**About this exercise**
Check each statement against the comment thread on oil, banks and interest rates: (a) one commenter plans to stay in cash; (b) one commenter says conventional wisdom holds that rising interest rates hurt banks; (c) one commenter says demand for US oil has increased. Answer yes or no for each, quoting the words of the thread that decide it.

I said about the same thing here -- http://www.investing.com/analysis/gold-is-new-normal-of-1900-likely-without-new-high-200636209
🤣🤣🤣🤣🤣🤣🤣🤣🤣🤣🤣do you even read article before posting......
Do you even know how to read?
Conventional wisdom says rising interest rates are good for banks and oil. It's autos, new home sales, and business enterprise that will be hurt. A recession and market crash seems likely. Oil companies are over-producing and that's the biggest threat to oil stocks. I'll stay in cash.
markets up but oil down for the same news , we'll oil should follow the market or market will follow the oil
Or, you could have titled this article, "US Banks are In a Negative Moody with Oil back Down to 70"
Anybody want to try for 60? :)
Well, it looks like they had to practically break the bank to get oil back down to 71
:)
banks have not failed because of OIL; US should keep oil price reasonable. Inflation in US is because of so many factors. demand for US oil has decreased and it has patched inflation. now US should pay attention on other factors causing inflation. If oil price fall like today, US will get another hit. It will give straight hit on major source of income to the country
Moody's must be shorting bank stocks.

**Available data**
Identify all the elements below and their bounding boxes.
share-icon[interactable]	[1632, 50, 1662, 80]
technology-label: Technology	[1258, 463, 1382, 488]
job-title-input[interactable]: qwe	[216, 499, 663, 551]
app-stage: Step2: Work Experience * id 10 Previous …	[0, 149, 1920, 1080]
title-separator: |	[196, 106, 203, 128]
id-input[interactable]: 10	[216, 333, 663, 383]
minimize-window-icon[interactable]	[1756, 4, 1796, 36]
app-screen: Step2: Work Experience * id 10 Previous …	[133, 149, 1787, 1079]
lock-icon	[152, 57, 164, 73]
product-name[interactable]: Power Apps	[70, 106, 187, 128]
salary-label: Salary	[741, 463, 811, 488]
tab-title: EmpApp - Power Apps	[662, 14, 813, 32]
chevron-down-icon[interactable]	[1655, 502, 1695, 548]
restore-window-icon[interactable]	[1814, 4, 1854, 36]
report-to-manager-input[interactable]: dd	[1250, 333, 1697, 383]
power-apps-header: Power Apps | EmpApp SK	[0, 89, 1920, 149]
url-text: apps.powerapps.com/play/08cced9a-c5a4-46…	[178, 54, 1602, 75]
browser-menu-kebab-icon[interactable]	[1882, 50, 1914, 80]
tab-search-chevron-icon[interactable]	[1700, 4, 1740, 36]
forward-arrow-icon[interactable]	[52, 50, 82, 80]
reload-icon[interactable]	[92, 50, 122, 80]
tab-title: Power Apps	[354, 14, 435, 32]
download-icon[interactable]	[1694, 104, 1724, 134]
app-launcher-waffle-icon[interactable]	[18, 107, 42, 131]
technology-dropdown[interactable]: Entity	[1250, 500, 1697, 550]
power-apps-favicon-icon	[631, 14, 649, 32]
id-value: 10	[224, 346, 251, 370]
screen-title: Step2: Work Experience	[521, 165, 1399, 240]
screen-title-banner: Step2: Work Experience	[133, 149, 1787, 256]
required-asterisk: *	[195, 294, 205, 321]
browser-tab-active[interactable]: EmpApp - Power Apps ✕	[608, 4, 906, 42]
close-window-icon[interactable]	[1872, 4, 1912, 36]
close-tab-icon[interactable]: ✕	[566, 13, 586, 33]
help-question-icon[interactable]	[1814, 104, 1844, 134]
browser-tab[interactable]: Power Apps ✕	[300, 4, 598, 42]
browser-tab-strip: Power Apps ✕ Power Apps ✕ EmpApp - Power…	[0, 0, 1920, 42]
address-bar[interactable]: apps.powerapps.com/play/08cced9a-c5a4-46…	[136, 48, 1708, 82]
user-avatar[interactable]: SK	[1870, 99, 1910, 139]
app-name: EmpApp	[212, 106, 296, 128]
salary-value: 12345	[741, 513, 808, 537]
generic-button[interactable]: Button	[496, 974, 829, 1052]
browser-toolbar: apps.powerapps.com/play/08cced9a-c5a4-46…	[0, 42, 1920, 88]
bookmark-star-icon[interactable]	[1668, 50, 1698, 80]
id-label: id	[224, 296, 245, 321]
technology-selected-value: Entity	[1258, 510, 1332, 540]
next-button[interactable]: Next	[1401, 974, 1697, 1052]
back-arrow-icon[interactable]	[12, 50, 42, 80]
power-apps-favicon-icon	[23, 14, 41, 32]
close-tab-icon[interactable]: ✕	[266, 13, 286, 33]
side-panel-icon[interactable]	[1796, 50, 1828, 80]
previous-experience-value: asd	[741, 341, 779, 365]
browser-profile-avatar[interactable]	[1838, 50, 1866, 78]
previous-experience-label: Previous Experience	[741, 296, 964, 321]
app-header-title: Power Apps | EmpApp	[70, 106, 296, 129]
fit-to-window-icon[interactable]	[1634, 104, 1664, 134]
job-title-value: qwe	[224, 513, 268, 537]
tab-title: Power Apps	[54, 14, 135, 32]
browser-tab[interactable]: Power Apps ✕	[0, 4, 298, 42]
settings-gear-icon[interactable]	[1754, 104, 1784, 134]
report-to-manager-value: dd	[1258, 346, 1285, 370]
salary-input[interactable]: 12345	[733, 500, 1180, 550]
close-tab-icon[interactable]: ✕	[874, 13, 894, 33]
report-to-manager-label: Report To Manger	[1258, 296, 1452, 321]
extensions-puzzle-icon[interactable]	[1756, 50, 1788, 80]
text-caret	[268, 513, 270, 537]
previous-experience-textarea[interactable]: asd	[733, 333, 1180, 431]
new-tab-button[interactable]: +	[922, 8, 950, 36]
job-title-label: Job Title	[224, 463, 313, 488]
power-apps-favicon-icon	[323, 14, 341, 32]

**Exercise response**
(a) Yes: "I'll stay in cash."
(b) No: "Conventional wisdom says rising interest rates are good for banks and oil."
(c) No: "demand for US oil has decreased"